** Begin SELECTED EXCERPT **

It was Caruso who said, that Il Trovatore is very easy to cast, namely «with the four best voices in the world». Experience the infinite abundance of great musical themes Verdi has composed into this opera.
OVERVIEW & QUICK ACCESS
♪ Act I (Palace-Scene)
♪ Act II (Gipsy-Scene, Convent-Scene)
♪ Act III (Engelsburg Scene)
♪ Special part (Elder recordings)
ROLES & SYNOPSIS OF IL TROVATORE IN 4 MINUTES
Salvatore Cammarano, based on the novel El trovador by Antonio García Gutiérrez.
THE MAIN ROLES
Conte di Luna, nobleman in the service of the Prince of Aragon (baritone) - Leonora, noblewoman in the palace of the Conte di Luna (soprano) - Manrico, supposed son of Azucena, opponent of the Conte (tenor) - Azucena, gypsy (mezzo-soprano)
RCA, Zinka Milanov, Jussi Björling, Fedora Barbieri and Leonard Warren conducted by Renato Cellini and the RCA Victor Orchestra and Robert Shaw Chorale.
Il Trovatore – for the four best voices in the world
Verdi composed his famous trilogy of most popular operas within two years: La Traviata, Il Trovatore und Rigoletto. Each of the four main roles of the Trovatore has become a highlight of their respective Fach. It was Caruso who said, that Il Trovatore is very easy to cast, namely «with the four best voices in the world».
In four blog posts we will discuss in more detail the musical and dramatic demands on the four leading roles of Leonora (in Part 1), Azucena (in Part 2), Manrico (in Part 3) and Conte (in Part 2).
We dedicate the first blog post to the first act, the following blogpost to the second act and the last two acts are covered in the third post.
The fourth post is devoted exclusively to recordings from the first half of the 20th century with outstanding recordings of Caruso, Ponselle and other great singers of the golden era.
The story of the gypsy woman
The opera begins without formal prelude or overture, only arpeggio and horn calls introduce the plot.
Synopsis: The Captain Ferrando tells the story of the gypsy: an old count has two little sons. A gypsy predicts the future for one of these sons. The son falls ill. Out of revenge the gypsy woman orders the her be burned at the stake. The daughter of the gypsy, Azucena, kidnaps the son of the count in revenge.

** End SELECTED EXCERPT **
** Begin ROWS **

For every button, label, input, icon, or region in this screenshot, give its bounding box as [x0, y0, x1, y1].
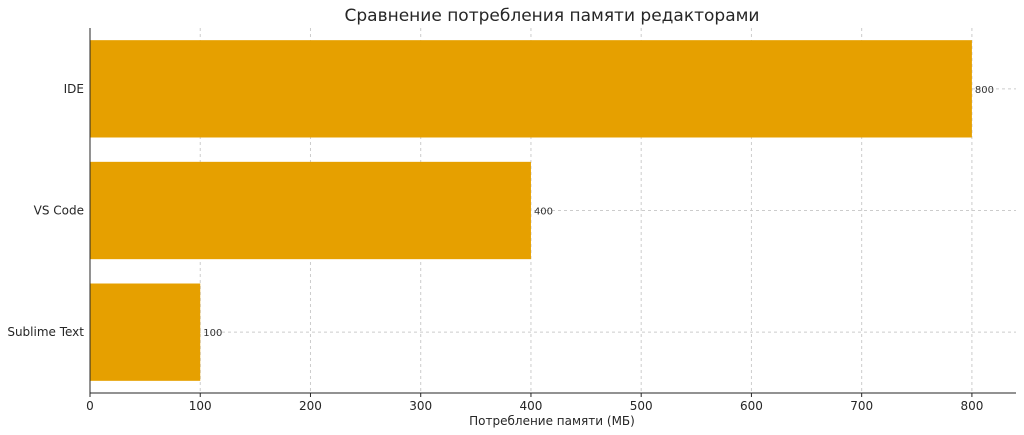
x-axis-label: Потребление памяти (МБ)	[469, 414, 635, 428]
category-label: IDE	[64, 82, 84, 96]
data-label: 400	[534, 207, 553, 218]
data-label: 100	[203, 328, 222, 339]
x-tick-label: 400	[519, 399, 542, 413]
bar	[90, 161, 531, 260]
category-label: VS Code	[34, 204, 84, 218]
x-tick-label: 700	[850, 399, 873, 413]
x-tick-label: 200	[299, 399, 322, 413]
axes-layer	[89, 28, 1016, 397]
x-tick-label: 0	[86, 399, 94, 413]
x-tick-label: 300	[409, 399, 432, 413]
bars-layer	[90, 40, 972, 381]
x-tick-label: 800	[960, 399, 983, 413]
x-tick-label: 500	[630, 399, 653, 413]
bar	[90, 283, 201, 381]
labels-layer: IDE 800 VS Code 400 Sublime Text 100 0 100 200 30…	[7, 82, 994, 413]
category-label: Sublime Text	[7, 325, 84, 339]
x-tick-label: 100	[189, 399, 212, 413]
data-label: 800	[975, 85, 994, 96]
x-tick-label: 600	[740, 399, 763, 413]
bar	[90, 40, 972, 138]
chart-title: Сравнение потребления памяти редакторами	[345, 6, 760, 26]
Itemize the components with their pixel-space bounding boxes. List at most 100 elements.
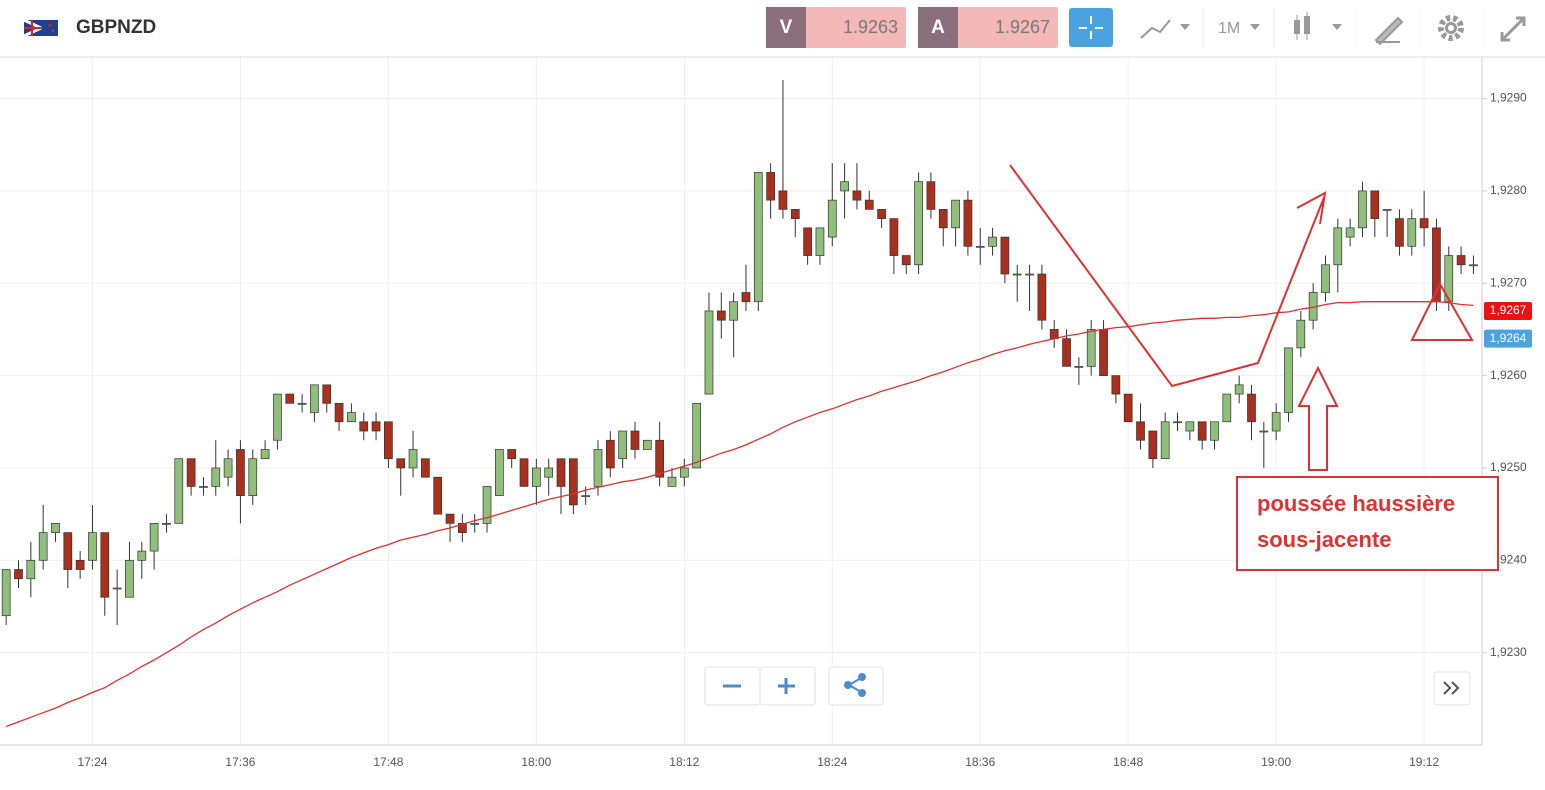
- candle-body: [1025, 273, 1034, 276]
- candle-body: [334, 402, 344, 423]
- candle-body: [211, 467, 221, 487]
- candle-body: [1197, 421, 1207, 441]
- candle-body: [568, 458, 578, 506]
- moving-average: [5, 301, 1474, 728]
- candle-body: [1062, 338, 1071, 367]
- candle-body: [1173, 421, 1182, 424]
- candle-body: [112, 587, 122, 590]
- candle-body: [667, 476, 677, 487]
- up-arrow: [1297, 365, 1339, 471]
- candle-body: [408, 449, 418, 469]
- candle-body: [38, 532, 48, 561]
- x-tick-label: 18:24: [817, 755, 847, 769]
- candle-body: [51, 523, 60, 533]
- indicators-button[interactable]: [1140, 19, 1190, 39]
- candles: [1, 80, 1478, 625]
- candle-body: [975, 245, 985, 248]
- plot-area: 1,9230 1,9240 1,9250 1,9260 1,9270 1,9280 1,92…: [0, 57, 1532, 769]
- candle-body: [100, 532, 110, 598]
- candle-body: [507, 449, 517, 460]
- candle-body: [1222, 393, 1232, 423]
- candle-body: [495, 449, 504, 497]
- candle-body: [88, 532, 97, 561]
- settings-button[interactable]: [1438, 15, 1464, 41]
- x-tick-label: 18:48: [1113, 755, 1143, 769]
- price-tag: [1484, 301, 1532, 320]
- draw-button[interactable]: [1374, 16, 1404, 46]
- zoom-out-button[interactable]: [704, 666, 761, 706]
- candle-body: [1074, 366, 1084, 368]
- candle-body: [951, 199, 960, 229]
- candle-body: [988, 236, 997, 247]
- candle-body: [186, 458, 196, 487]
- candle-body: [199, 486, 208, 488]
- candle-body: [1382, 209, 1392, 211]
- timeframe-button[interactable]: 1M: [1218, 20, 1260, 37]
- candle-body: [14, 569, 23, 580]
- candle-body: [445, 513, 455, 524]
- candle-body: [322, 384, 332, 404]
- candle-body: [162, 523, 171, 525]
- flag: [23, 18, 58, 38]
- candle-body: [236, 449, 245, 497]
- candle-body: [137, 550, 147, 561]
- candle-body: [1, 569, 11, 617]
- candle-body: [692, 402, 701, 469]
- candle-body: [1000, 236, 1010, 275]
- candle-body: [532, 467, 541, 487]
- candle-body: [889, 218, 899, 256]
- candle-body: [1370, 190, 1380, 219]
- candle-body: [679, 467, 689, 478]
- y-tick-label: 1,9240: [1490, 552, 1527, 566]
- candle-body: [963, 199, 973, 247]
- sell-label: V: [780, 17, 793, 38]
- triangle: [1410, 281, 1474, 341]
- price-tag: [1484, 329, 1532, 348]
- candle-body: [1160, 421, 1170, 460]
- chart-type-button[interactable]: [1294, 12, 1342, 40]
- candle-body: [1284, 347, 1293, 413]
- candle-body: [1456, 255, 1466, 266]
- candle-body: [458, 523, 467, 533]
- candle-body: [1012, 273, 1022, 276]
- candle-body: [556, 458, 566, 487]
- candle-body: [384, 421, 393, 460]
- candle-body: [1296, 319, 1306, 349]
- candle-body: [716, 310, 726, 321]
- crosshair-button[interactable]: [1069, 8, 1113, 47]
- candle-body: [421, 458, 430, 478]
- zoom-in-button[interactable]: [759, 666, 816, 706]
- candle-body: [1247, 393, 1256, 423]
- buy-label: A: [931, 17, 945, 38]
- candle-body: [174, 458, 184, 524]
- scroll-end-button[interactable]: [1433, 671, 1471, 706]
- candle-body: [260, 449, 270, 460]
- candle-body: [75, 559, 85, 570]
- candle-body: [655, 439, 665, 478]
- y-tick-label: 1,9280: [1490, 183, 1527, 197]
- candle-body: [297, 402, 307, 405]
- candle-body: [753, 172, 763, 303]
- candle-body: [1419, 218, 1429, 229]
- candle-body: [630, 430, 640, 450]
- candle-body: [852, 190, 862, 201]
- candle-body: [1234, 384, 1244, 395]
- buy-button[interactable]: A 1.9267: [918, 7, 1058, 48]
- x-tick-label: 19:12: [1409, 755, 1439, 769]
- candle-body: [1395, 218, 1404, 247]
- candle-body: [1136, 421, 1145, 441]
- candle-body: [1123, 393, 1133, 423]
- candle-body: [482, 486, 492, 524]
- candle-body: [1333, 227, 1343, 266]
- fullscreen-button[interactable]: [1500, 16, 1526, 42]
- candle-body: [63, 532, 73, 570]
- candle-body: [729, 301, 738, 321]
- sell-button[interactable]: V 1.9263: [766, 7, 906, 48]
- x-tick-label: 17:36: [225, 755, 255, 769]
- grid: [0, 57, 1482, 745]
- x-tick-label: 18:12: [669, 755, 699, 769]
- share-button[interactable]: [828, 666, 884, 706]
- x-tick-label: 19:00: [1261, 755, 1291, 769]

** End ROWS **
** Begin ROWS **

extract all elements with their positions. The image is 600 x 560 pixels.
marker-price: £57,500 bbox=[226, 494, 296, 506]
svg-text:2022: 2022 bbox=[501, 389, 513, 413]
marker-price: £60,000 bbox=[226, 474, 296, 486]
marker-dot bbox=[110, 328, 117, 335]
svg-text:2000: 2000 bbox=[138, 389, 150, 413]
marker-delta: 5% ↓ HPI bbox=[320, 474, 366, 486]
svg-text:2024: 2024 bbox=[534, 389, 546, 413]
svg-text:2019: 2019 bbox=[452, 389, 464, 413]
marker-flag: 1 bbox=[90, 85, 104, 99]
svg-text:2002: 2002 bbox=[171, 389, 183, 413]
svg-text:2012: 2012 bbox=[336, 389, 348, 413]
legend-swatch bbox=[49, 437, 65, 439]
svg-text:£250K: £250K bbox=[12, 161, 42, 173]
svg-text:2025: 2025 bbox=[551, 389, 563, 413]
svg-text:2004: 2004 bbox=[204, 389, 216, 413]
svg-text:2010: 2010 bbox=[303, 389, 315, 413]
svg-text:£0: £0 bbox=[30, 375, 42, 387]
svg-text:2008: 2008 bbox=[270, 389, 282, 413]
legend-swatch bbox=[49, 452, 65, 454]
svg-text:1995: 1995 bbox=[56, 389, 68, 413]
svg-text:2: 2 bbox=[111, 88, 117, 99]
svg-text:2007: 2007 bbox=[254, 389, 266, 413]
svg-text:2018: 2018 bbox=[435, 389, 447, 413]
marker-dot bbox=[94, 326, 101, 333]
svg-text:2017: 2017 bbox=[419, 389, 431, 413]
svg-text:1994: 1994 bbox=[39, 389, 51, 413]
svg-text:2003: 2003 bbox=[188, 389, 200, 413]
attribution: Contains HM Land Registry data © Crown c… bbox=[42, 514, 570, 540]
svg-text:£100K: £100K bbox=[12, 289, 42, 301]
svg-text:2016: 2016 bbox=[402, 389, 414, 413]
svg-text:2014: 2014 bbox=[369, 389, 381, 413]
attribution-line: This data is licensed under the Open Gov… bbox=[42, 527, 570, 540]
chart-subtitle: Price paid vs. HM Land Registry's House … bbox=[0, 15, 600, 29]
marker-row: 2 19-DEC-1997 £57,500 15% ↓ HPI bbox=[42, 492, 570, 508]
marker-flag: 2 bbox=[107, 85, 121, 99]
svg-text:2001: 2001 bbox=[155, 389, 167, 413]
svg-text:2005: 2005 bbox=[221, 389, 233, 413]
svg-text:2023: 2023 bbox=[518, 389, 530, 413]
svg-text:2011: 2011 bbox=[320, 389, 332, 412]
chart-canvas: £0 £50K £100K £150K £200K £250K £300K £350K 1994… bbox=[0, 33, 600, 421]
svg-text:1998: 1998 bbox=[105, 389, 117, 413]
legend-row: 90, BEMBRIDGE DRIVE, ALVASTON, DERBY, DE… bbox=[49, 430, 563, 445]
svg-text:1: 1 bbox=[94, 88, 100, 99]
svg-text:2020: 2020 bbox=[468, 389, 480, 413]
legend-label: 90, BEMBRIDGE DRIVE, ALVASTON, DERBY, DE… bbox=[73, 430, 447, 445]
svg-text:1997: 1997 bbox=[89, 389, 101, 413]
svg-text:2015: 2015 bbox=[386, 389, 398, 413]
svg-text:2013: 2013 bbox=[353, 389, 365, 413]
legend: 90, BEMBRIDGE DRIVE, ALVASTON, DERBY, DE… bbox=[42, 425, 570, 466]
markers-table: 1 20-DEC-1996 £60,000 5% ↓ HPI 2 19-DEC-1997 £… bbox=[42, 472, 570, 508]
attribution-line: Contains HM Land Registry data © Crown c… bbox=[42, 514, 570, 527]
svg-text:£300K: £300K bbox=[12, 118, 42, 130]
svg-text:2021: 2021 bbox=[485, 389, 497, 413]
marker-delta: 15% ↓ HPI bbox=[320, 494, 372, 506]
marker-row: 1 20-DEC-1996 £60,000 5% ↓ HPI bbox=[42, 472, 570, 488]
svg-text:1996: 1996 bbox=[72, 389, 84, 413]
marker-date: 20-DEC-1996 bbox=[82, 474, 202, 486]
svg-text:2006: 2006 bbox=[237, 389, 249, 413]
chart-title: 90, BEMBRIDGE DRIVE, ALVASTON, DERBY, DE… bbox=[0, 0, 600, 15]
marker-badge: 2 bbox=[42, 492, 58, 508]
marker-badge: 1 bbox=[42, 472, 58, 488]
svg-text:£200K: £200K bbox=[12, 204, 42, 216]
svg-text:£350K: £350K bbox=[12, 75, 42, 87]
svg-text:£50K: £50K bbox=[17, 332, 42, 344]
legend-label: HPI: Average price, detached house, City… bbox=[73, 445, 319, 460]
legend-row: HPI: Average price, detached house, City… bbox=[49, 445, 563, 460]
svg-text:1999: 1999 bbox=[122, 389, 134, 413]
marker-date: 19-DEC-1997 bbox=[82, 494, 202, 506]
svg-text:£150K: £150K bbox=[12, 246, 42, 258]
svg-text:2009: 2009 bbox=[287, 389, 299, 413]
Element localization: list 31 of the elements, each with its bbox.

** End ROWS **

Continue the text on Il Trovatore from its last sentence. The data are not required for this exercise.

To create the adequate atmosphere to this haunting narrative, Verdi uses incredibly effective stylistic devices. Through varied repetitions and a narrative song style, he achieves great suspense and draws the listener into the story.
Hear this narration sung bei Nicolai Ghiaurov.
Di due figli vivea padre beato – Ghiaurov
The great aria of Leonora in the first act (Tacea la notte)
Synopsis: Manrico is a troubadour and falls in love with the palace lady Leonora, who lives at the court of the Conte di Luna. Leonora returns the feelings and sings about her love for the mysterious troubadour who has entered her life.
The Trovatore is an opera for Assolutas. Callas, Ponselle and Milanov were famous Leonoras. Callas excelled through dramatic expression and the artistic command, Milanov through the simultaneous power and loveliness of her voice, and the Ponselle for her beautiful and expressive interpretation.
The role of Leonora requires a soprano who is at home in the dramatic fach. The tragic scenes must be sung convincingly (Miserere), high notes and coloraturas must sit (di amor sulle rosee) and finally it requires a great technique in devilishly tricky arias like Tacea la notte. The singer must cover all colors, emotions and vocal ranges in this aria.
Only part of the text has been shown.